**Given problem 1**
In the passage on Salisbury in the Civil War:
(a) What leveled Salisbury's entire downtown, and in what year?
(b) Where did the Union establish Camp Upton?
(c) What did the Union put Camp Upton in Salisbury to guard?
**Given problem 2**
Resume the passage on Salisbury in the Civil War, starting after its final sentence.

Saturday, March 03, 2018
LEGENDARY COMMENTS BY GEORGE CHEVALLIER 3-3-18
Salisbury’s participation in the Civil War was minimal at best. The devastating fire of 1860 had leveled the entire downtown, so much of the 1861- 65 era was spent rebuilding the town. The Union established Camp Upton on the land where the old Daily Times building was on Carroll Street. The population at the camp outnumbered the citizens who lived in Salisbury at the time.
The sentiments of the entire Eastern Shore were divided in their loyalties to both the North and the South. The Union put Camp Upton in Salisbury to guard the telegraph line from north to south that provided information for the Union forces. They would occasionally roust a few Southern sympathizers to check for weapons that could be used against them.

**Excerpted records**
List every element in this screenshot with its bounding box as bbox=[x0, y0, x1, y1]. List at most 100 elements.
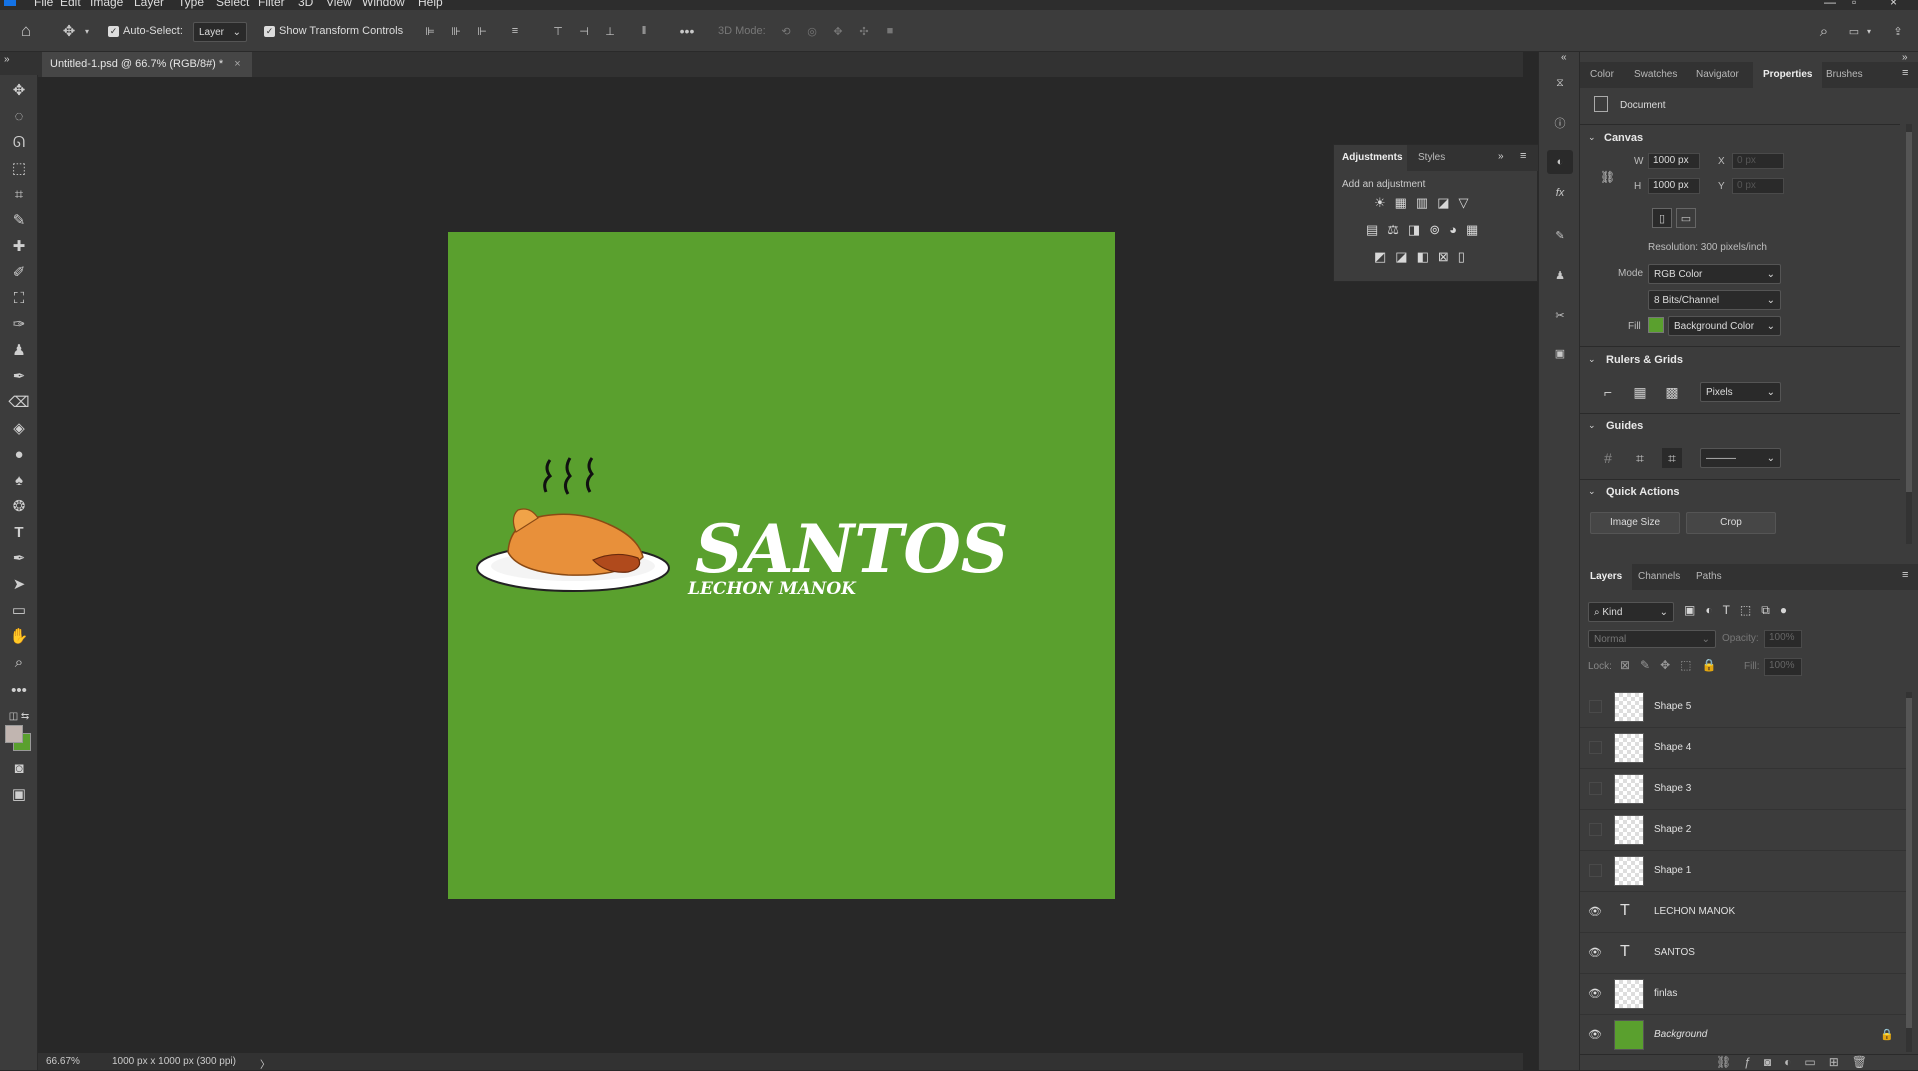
align-right-icon[interactable]: ⊩ bbox=[472, 22, 492, 40]
bit-depth-dropdown[interactable]: 8 Bits/Channel ⌄ bbox=[1648, 290, 1781, 310]
layer-row[interactable]: 👁 Background 🔒 bbox=[1580, 1015, 1910, 1056]
layers-scrollbar[interactable] bbox=[1906, 692, 1912, 1052]
height-field[interactable]: 1000 px bbox=[1648, 178, 1700, 194]
screen-mode-icon[interactable]: ▣ bbox=[6, 782, 32, 806]
lock-icon[interactable]: 🔒 bbox=[1880, 1028, 1894, 1041]
3d-pan-icon[interactable]: ✥ bbox=[828, 22, 848, 40]
tab-brushes[interactable]: Brushes bbox=[1816, 62, 1873, 88]
collapse-toolbar-icon[interactable]: » bbox=[0, 52, 38, 75]
align-bottom-icon[interactable]: ⊥ bbox=[600, 22, 620, 40]
paint-bucket-tool-icon[interactable]: ◈ bbox=[6, 416, 32, 440]
guides-icon[interactable]: # bbox=[1598, 448, 1618, 468]
adjustment-icons-row-2[interactable]: ▤⚖◨⊚◕▦ bbox=[1366, 222, 1487, 238]
rectangle-tool-icon[interactable]: ▭ bbox=[6, 598, 32, 622]
collapse-strip-icon[interactable]: « bbox=[1561, 52, 1567, 63]
tab-adjustments[interactable]: Adjustments bbox=[1334, 145, 1407, 171]
layers-menu-icon[interactable]: ≡ bbox=[1902, 569, 1908, 581]
guides-collapse-icon[interactable]: ⌄ bbox=[1588, 420, 1596, 431]
info-icon[interactable]: ⓘ bbox=[1549, 112, 1571, 134]
collapse-panel-icon[interactable]: » bbox=[1498, 151, 1504, 162]
menu-type[interactable]: Type bbox=[178, 0, 204, 8]
guide-style-dropdown[interactable]: ——— ⌄ bbox=[1700, 448, 1781, 468]
color-mode-dropdown[interactable]: RGB Color ⌄ bbox=[1648, 264, 1781, 284]
align-left-icon[interactable]: ⊫ bbox=[420, 22, 440, 40]
fill-color-swatch[interactable] bbox=[1648, 317, 1664, 333]
layer-thumbnail[interactable] bbox=[1614, 774, 1644, 804]
eye-icon[interactable]: 👁 bbox=[1588, 905, 1602, 919]
status-menu-icon[interactable]: 〉 bbox=[260, 1056, 270, 1071]
art-history-brush-icon[interactable]: ✒ bbox=[6, 364, 32, 388]
layer-thumbnail[interactable] bbox=[1614, 1020, 1644, 1050]
x-field[interactable]: 0 px bbox=[1732, 153, 1784, 169]
blur-tool-icon[interactable]: ● bbox=[6, 442, 32, 466]
tool-presets-icon[interactable]: ✂ bbox=[1549, 304, 1571, 326]
more-options-icon[interactable]: ••• bbox=[676, 22, 698, 40]
layer-row[interactable]: 👁 finlas bbox=[1580, 974, 1910, 1015]
fill-dropdown[interactable]: Background Color ⌄ bbox=[1668, 316, 1781, 336]
tab-paths[interactable]: Paths bbox=[1686, 564, 1732, 590]
zoom-tool-icon[interactable]: ⌕ bbox=[6, 650, 32, 674]
link-icon[interactable]: ⛓ bbox=[1600, 170, 1615, 184]
search-icon[interactable]: ⌕ bbox=[1814, 21, 1834, 41]
layer-row[interactable]: Shape 4 bbox=[1580, 728, 1910, 769]
document-tab[interactable]: Untitled-1.psd @ 66.7% (RGB/8#) * × bbox=[42, 52, 252, 77]
visibility-toggle[interactable] bbox=[1589, 823, 1602, 836]
units-dropdown[interactable]: Pixels ⌄ bbox=[1700, 382, 1781, 402]
visibility-toggle[interactable] bbox=[1589, 700, 1602, 713]
adjustment-icons-row-1[interactable]: ☀▦▥◪▽ bbox=[1374, 195, 1478, 211]
show-transform-checkbox[interactable]: ✓ bbox=[264, 26, 275, 37]
auto-select-target-dropdown[interactable]: Layer ⌄ bbox=[193, 22, 247, 42]
eraser-tool-icon[interactable]: ⌫ bbox=[6, 390, 32, 414]
tab-properties[interactable]: Properties bbox=[1753, 62, 1823, 88]
layer-row[interactable]: Shape 3 bbox=[1580, 769, 1910, 810]
crop-button[interactable]: Crop bbox=[1686, 512, 1776, 534]
eye-icon[interactable]: 👁 bbox=[1588, 946, 1602, 960]
grid-icon[interactable]: ▦ bbox=[1630, 382, 1650, 402]
tab-swatches[interactable]: Swatches bbox=[1624, 62, 1687, 88]
visibility-toggle[interactable] bbox=[1589, 864, 1602, 877]
canvas-collapse-icon[interactable]: ⌄ bbox=[1588, 132, 1596, 143]
history-icon[interactable]: ⧖ bbox=[1549, 72, 1571, 94]
menu-layer[interactable]: Layer bbox=[134, 0, 164, 8]
pen-tool-icon[interactable]: ✒ bbox=[6, 546, 32, 570]
close-tab-icon[interactable]: × bbox=[234, 58, 240, 70]
clone-source-icon[interactable]: ♟ bbox=[1549, 264, 1571, 286]
layer-row[interactable]: Shape 2 bbox=[1580, 810, 1910, 851]
styles-fx-icon[interactable]: fx bbox=[1549, 182, 1571, 204]
tab-color[interactable]: Color bbox=[1580, 62, 1624, 88]
distribute-icon[interactable]: ≡ bbox=[505, 22, 525, 40]
brush-settings-icon[interactable]: ✎ bbox=[1549, 224, 1571, 246]
smart-guides-icon[interactable]: ⌗ bbox=[1662, 448, 1682, 468]
visibility-toggle[interactable] bbox=[1589, 741, 1602, 754]
layer-row[interactable]: 👁 T LECHON MANOK bbox=[1580, 892, 1910, 933]
eyedropper-tool-icon[interactable]: ✎ bbox=[6, 208, 32, 232]
eye-icon[interactable]: 👁 bbox=[1588, 987, 1602, 1001]
3d-camera-icon[interactable]: ■ bbox=[880, 22, 900, 40]
tab-navigator[interactable]: Navigator bbox=[1686, 62, 1749, 88]
adjustments-strip-icon[interactable]: ◐ bbox=[1547, 150, 1573, 174]
3d-orbit-icon[interactable]: ⟲ bbox=[776, 22, 796, 40]
blend-mode-dropdown[interactable]: Normal ⌄ bbox=[1588, 630, 1716, 648]
align-center-icon[interactable]: ⊪ bbox=[446, 22, 466, 40]
width-field[interactable]: 1000 px bbox=[1648, 153, 1700, 169]
menu-image[interactable]: Image bbox=[90, 0, 123, 8]
marquee-tool-icon[interactable]: ◌ bbox=[6, 104, 32, 128]
menu-select[interactable]: Select bbox=[216, 0, 249, 8]
workspace-chevron-icon[interactable]: ▾ bbox=[1864, 23, 1874, 39]
panel-menu-icon[interactable]: ≡ bbox=[1520, 150, 1526, 162]
y-field[interactable]: 0 px bbox=[1732, 178, 1784, 194]
image-size-button[interactable]: Image Size bbox=[1590, 512, 1680, 534]
document-canvas[interactable]: SANTOS LECHON MANOK bbox=[448, 232, 1115, 899]
tab-styles[interactable]: Styles bbox=[1418, 145, 1445, 171]
layer-fill-field[interactable]: 100% bbox=[1764, 658, 1802, 676]
layer-filter-icons[interactable]: ▣◐T⬚⧉● bbox=[1684, 603, 1797, 618]
visibility-toggle[interactable] bbox=[1589, 782, 1602, 795]
layer-row[interactable]: 👁 T SANTOS bbox=[1580, 933, 1910, 974]
tab-channels[interactable]: Channels bbox=[1628, 564, 1690, 590]
brush-tool-icon[interactable]: ✐ bbox=[6, 260, 32, 284]
sponge-tool-icon[interactable]: ❂ bbox=[6, 494, 32, 518]
zoom-level[interactable]: 66.67% bbox=[46, 1056, 80, 1067]
dodge-tool-icon[interactable]: ♠ bbox=[6, 468, 32, 492]
libraries-icon[interactable]: ▣ bbox=[1549, 342, 1571, 364]
healing-brush-tool-icon[interactable]: ✚ bbox=[6, 234, 32, 258]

**Right answer 1**
(a) A devastating fire in 1860.
(b) On the land where the old Daily Times building was on Carroll Street.
(c) The telegraph line from north to south that provided information for the Union forces.

**Right answer 2**
There is a grave in Salisbury that has a stone that gives the soldier’s name and the designation “U S C I”. This stood for United States Colored Infantry. Researching his service showed him to have been owned by a George Johnson. He was mustered in on March 29, 1864 and discharged on December 4, 1865. He was 34 years old at the time.
Another local figure that was prominent during the Civil War was Clara Gunby. She was the sister of L. W. Gunby of hardware store fame. She lived in Fruitland and came to Salisbury one time to buy some things for her upcoming wedding to Will Huffington of Allen. While in Salisbury, she refused to walk under a Union flag stretched across Bridge (Main) St. When someone got wind of this, they hung one over her front door. She still refused to walk under it and entered and exited her house by crawling in and out of a window rather than acknowledge the colors. Her acts were eventually deemed serious enough for her to be sent to Baltimore to be tried by a military commission and she was finally exiled to the South for the duration of the War.
There are only two other incidents that are noteworthy. One is when a Mr. Byrd, who owned a local tavern where the Court House now stands, shot and killed a rowdy Union soldier at his establishment. Nothing ever came of this, however.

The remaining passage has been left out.